__Your objective__: Pictures appear in the records below; write out everything else exactly.

__Data in this exercise__:

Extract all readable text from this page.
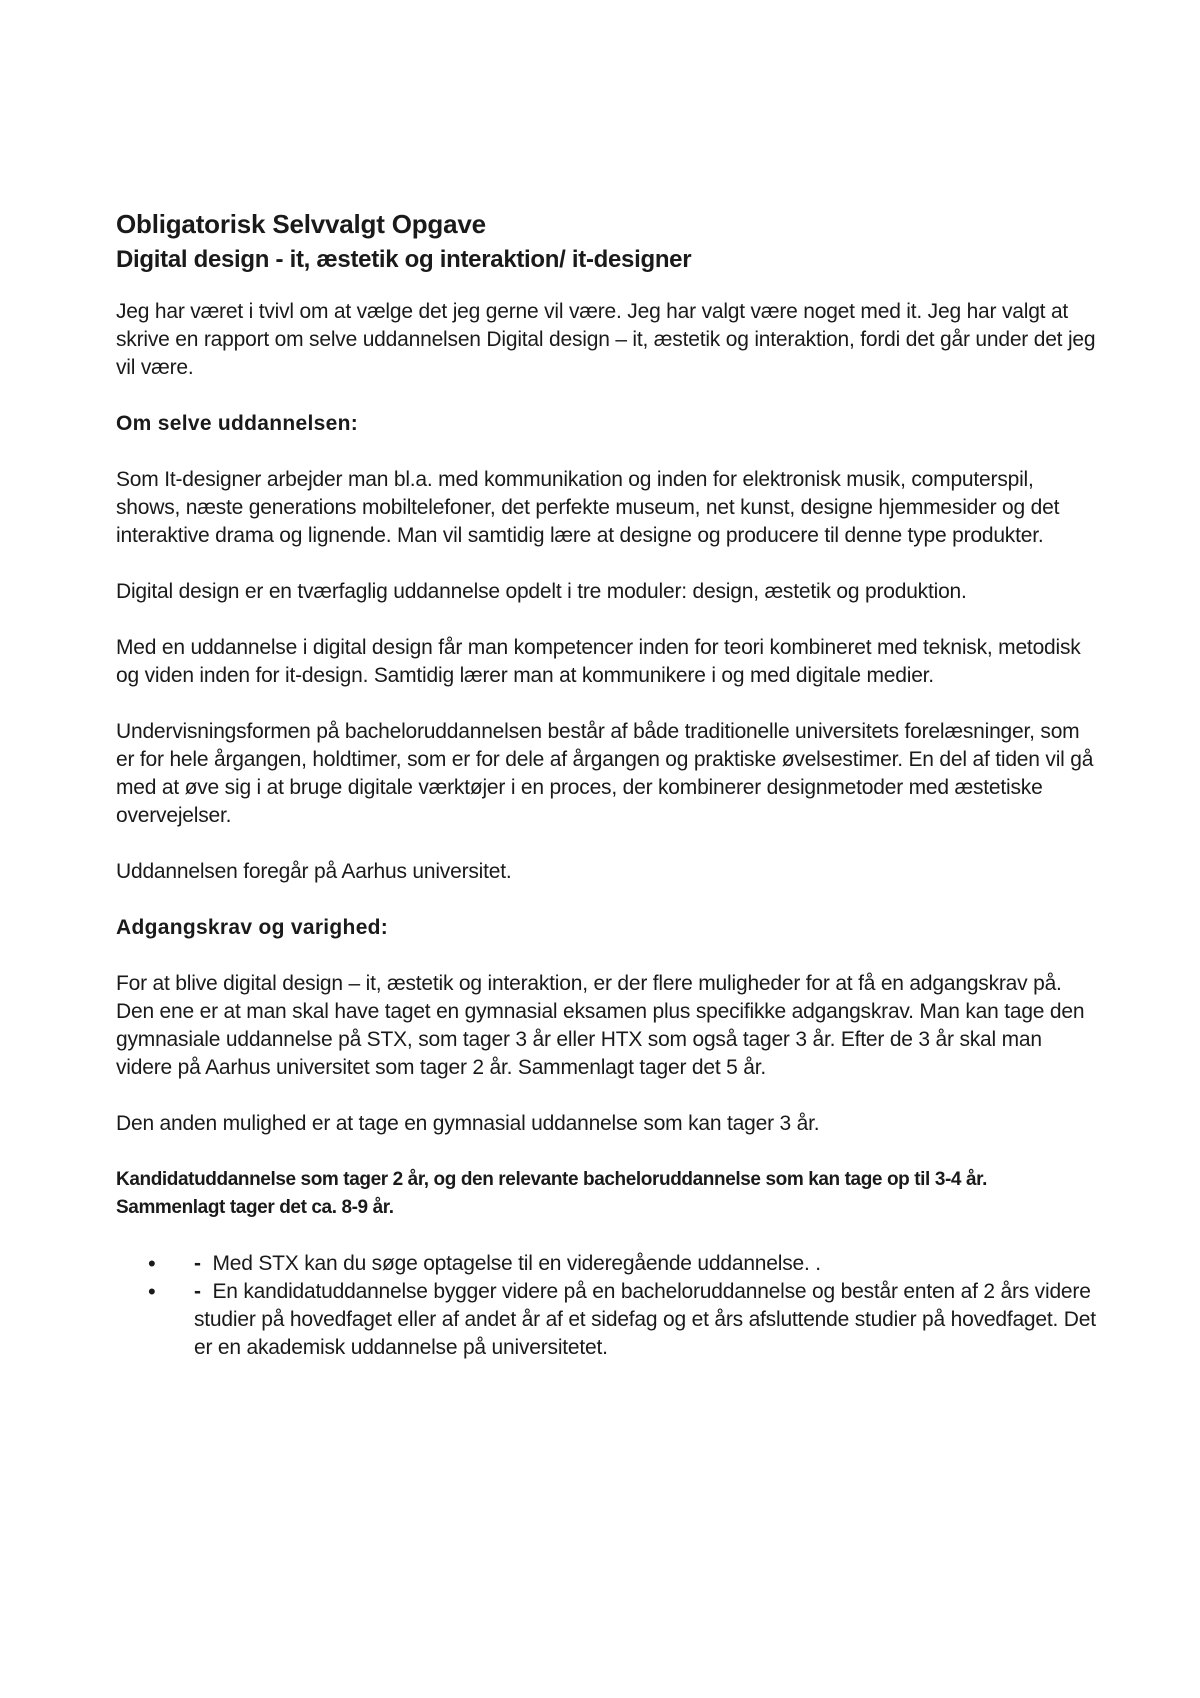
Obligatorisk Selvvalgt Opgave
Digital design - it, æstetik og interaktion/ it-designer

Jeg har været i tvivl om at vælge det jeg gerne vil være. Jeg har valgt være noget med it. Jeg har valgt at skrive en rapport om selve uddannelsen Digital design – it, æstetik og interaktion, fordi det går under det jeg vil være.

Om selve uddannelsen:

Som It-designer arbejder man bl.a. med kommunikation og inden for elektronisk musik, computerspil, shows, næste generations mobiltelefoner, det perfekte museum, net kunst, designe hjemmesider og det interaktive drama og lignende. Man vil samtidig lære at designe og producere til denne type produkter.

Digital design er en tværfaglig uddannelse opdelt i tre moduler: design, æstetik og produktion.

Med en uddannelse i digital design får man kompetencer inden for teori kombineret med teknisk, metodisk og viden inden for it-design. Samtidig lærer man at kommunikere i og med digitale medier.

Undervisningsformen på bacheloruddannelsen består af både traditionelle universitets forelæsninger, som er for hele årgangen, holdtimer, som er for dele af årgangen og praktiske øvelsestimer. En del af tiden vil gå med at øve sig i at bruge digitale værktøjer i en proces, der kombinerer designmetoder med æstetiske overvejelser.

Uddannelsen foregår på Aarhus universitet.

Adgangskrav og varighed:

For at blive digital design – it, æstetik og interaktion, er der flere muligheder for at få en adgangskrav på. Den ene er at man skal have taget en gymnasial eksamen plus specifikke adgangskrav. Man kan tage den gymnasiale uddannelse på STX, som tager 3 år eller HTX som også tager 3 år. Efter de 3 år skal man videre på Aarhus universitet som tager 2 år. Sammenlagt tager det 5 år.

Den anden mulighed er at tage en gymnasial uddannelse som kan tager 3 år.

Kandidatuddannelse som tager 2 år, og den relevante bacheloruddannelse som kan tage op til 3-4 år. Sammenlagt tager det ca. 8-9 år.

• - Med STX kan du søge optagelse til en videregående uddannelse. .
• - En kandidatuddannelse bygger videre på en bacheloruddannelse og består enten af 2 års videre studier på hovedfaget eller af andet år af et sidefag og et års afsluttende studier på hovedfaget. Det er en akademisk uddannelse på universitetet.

__Full response__:
Extract all readable text from this page.
Obligatorisk Selvvalgt Opgave
Digital design - it, æstetik og interaktion/ it-designer

Jeg har været i tvivl om at vælge det jeg gerne vil være. Jeg har valgt være noget med it. Jeg har valgt at skrive en rapport om selve uddannelsen Digital design – it, æstetik og interaktion, fordi det går under det jeg vil være.

Om selve uddannelsen:

Som It-designer arbejder man bl.a. med kommunikation og inden for elektronisk musik, computerspil, shows, næste generations mobiltelefoner, det perfekte museum, net kunst, designe hjemmesider og det interaktive drama og lignende. Man vil samtidig lære at designe og producere til denne type produkter.

Digital design er en tværfaglig uddannelse opdelt i tre moduler: design, æstetik og produktion.

Med en uddannelse i digital design får man kompetencer inden for teori kombineret med teknisk, metodisk og viden inden for it-design. Samtidig lærer man at kommunikere i og med digitale medier.

Undervisningsformen på bacheloruddannelsen består af både traditionelle universitets forelæsninger, som er for hele årgangen, holdtimer, som er for dele af årgangen og praktiske øvelsestimer. En del af tiden vil gå med at øve sig i at bruge digitale værktøjer i en proces, der kombinerer designmetoder med æstetiske overvejelser.

Uddannelsen foregår på Aarhus universitet.

Adgangskrav og varighed:

For at blive digital design – it, æstetik og interaktion, er der flere muligheder for at få en adgangskrav på. Den ene er at man skal have taget en gymnasial eksamen plus specifikke adgangskrav. Man kan tage den gymnasiale uddannelse på STX, som tager 3 år eller HTX som også tager 3 år. Efter de 3 år skal man videre på Aarhus universitet som tager 2 år. Sammenlagt tager det 5 år.

Den anden mulighed er at tage en gymnasial uddannelse som kan tager 3 år.

Kandidatuddannelse som tager 2 år, og den relevante bacheloruddannelse som kan tage op til 3-4 år. Sammenlagt tager det ca. 8-9 år.

• - Med STX kan du søge optagelse til en videregående uddannelse. .
• - En kandidatuddannelse bygger videre på en bacheloruddannelse og består enten af 2 års videre studier på hovedfaget eller af andet år af et sidefag og et års afsluttende studier på hovedfaget. Det er en akademisk uddannelse på universitetet.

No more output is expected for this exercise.